** START **

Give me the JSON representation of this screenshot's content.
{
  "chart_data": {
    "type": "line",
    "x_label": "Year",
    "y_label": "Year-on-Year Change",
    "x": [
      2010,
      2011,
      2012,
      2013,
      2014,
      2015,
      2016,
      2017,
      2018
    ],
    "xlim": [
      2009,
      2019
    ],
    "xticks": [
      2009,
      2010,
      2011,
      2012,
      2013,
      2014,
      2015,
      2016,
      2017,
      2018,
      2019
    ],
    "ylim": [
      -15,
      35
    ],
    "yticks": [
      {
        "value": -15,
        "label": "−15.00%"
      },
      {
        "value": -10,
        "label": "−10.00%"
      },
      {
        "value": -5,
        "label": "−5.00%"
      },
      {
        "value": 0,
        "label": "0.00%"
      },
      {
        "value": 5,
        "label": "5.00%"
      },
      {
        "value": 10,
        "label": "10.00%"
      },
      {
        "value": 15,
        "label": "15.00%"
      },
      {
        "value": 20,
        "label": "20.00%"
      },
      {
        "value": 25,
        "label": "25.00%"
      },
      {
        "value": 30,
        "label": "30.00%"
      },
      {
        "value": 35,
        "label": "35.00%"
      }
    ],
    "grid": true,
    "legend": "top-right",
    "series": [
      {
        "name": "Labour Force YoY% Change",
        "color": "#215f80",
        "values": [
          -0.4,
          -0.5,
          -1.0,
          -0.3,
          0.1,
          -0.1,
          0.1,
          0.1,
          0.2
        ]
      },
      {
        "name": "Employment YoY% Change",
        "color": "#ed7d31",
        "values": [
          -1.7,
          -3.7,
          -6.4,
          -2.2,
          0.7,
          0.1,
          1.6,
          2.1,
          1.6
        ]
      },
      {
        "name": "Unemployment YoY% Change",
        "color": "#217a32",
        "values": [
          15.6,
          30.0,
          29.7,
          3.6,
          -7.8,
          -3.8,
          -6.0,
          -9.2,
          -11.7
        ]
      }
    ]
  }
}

** END **

▸ Task statement: Transcribe the material above word for word.

▸ Solution:
Give me the JSON representation of this screenshot's content.
{
  "chart_data": {
    "type": "line",
    "x_label": "Year",
    "y_label": "Year-on-Year Change",
    "x": [
      2010,
      2011,
      2012,
      2013,
      2014,
      2015,
      2016,
      2017,
      2018
    ],
    "xlim": [
      2009,
      2019
    ],
    "xticks": [
      2009,
      2010,
      2011,
      2012,
      2013,
      2014,
      2015,
      2016,
      2017,
      2018,
      2019
    ],
    "ylim": [
      -15,
      35
    ],
    "yticks": [
      {
        "value": -15,
        "label": "−15.00%"
      },
      {
        "value": -10,
        "label": "−10.00%"
      },
      {
        "value": -5,
        "label": "−5.00%"
      },
      {
        "value": 0,
        "label": "0.00%"
      },
      {
        "value": 5,
        "label": "5.00%"
      },
      {
        "value": 10,
        "label": "10.00%"
      },
      {
        "value": 15,
        "label": "15.00%"
      },
      {
        "value": 20,
        "label": "20.00%"
      },
      {
        "value": 25,
        "label": "25.00%"
      },
      {
        "value": 30,
        "label": "30.00%"
      },
      {
        "value": 35,
        "label": "35.00%"
      }
    ],
    "grid": true,
    "legend": "top-right",
    "series": [
      {
        "name": "Labour Force YoY% Change",
        "color": "#215f80",
        "values": [
          -0.4,
          -0.5,
          -1.0,
          -0.3,
          0.1,
          -0.1,
          0.1,
          0.1,
          0.2
        ]
      },
      {
        "name": "Employment YoY% Change",
        "color": "#ed7d31",
        "values": [
          -1.7,
          -3.7,
          -6.4,
          -2.2,
          0.7,
          0.1,
          1.6,
          2.1,
          1.6
        ]
      },
      {
        "name": "Unemployment YoY% Change",
        "color": "#217a32",
        "values": [
          15.6,
          30.0,
          29.7,
          3.6,
          -7.8,
          -3.8,
          -6.0,
          -9.2,
          -11.7
        ]
      }
    ]
  }
}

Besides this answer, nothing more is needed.